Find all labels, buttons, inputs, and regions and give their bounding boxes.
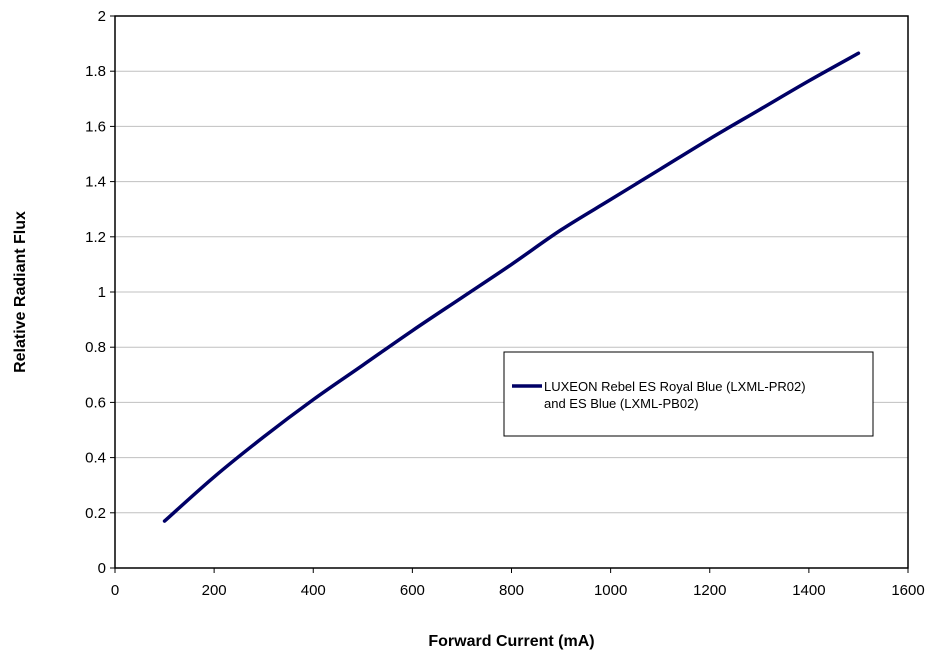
y-tick-label: 1 [98,284,106,301]
legend-box [503,351,874,437]
x-axis-title: Forward Current (mA) [428,633,594,650]
y-tick-label: 0.8 [85,339,106,356]
y-tick-label: 0 [98,560,106,577]
y-tick-label: 1.4 [85,174,106,191]
y-tick-label: 0.6 [85,394,106,411]
x-tick-label: 1000 [594,582,627,599]
x-tick-label: 200 [202,582,227,599]
x-tick-label: 400 [301,582,326,599]
x-tick-label: 0 [111,582,119,599]
x-axis-ticks: 0 200 400 600 800 1000 1200 1400 1600 [111,568,925,599]
y-axis-title: Relative Radiant Flux [12,211,29,373]
legend: LUXEON Rebel ES Royal Blue (LXML-PR02) a… [503,351,874,437]
y-tick-label: 1.6 [85,118,106,135]
legend-label-line-2: and ES Blue (LXML-PB02) [544,396,699,411]
y-tick-label: 1.8 [85,63,106,80]
y-axis-ticks: 0 0.2 0.4 0.6 0.8 1 1.2 1.4 1.6 1.8 2 [85,8,115,577]
x-tick-label: 600 [400,582,425,599]
y-tick-label: 2 [98,8,106,25]
series-line-0 [162,51,861,523]
legend-label-line-1: LUXEON Rebel ES Royal Blue (LXML-PR02) [544,379,806,394]
x-tick-label: 800 [499,582,524,599]
x-tick-label: 1600 [891,582,924,599]
y-tick-label: 0.2 [85,505,106,522]
y-tick-label: 0.4 [85,450,106,467]
y-tick-label: 1.2 [85,229,106,246]
x-tick-label: 1400 [792,582,825,599]
series-group [162,51,861,523]
gridlines [115,70,908,514]
x-tick-label: 1200 [693,582,726,599]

__O que se pede__: Substitua "Royal Blue" por "Deep Blue" em todos os registros e reproduza-os sem nenhuma outra alteração, deixando as imagens de fora da resposta.

__Resposta esperada__:
Find all labels, buttons, inputs, and regions and give their bounding boxes.
y-tick-label: 1 [98,284,106,301]
legend-box [503,351,874,437]
x-axis-title: Forward Current (mA) [428,633,594,650]
y-tick-label: 0.8 [85,339,106,356]
y-tick-label: 0 [98,560,106,577]
y-tick-label: 1.4 [85,174,106,191]
y-tick-label: 0.6 [85,394,106,411]
x-tick-label: 1000 [594,582,627,599]
x-tick-label: 200 [202,582,227,599]
x-tick-label: 400 [301,582,326,599]
x-tick-label: 0 [111,582,119,599]
x-axis-ticks: 0 200 400 600 800 1000 1200 1400 1600 [111,568,925,599]
y-axis-title: Relative Radiant Flux [12,211,29,373]
legend: LUXEON Rebel ES Deep Blue (LXML-PR02) a… [503,351,874,437]
y-tick-label: 1.6 [85,118,106,135]
legend-label-line-2: and ES Blue (LXML-PB02) [544,396,699,411]
y-tick-label: 1.8 [85,63,106,80]
y-axis-ticks: 0 0.2 0.4 0.6 0.8 1 1.2 1.4 1.6 1.8 2 [85,8,115,577]
x-tick-label: 600 [400,582,425,599]
y-tick-label: 2 [98,8,106,25]
series-line-0 [162,51,861,523]
legend-label-line-1: LUXEON Rebel ES Deep Blue (LXML-PR02) [544,379,806,394]
x-tick-label: 800 [499,582,524,599]
x-tick-label: 1600 [891,582,924,599]
y-tick-label: 0.2 [85,505,106,522]
y-tick-label: 0.4 [85,450,106,467]
y-tick-label: 1.2 [85,229,106,246]
x-tick-label: 1400 [792,582,825,599]
series-group [162,51,861,523]
gridlines [115,70,908,514]
x-tick-label: 1200 [693,582,726,599]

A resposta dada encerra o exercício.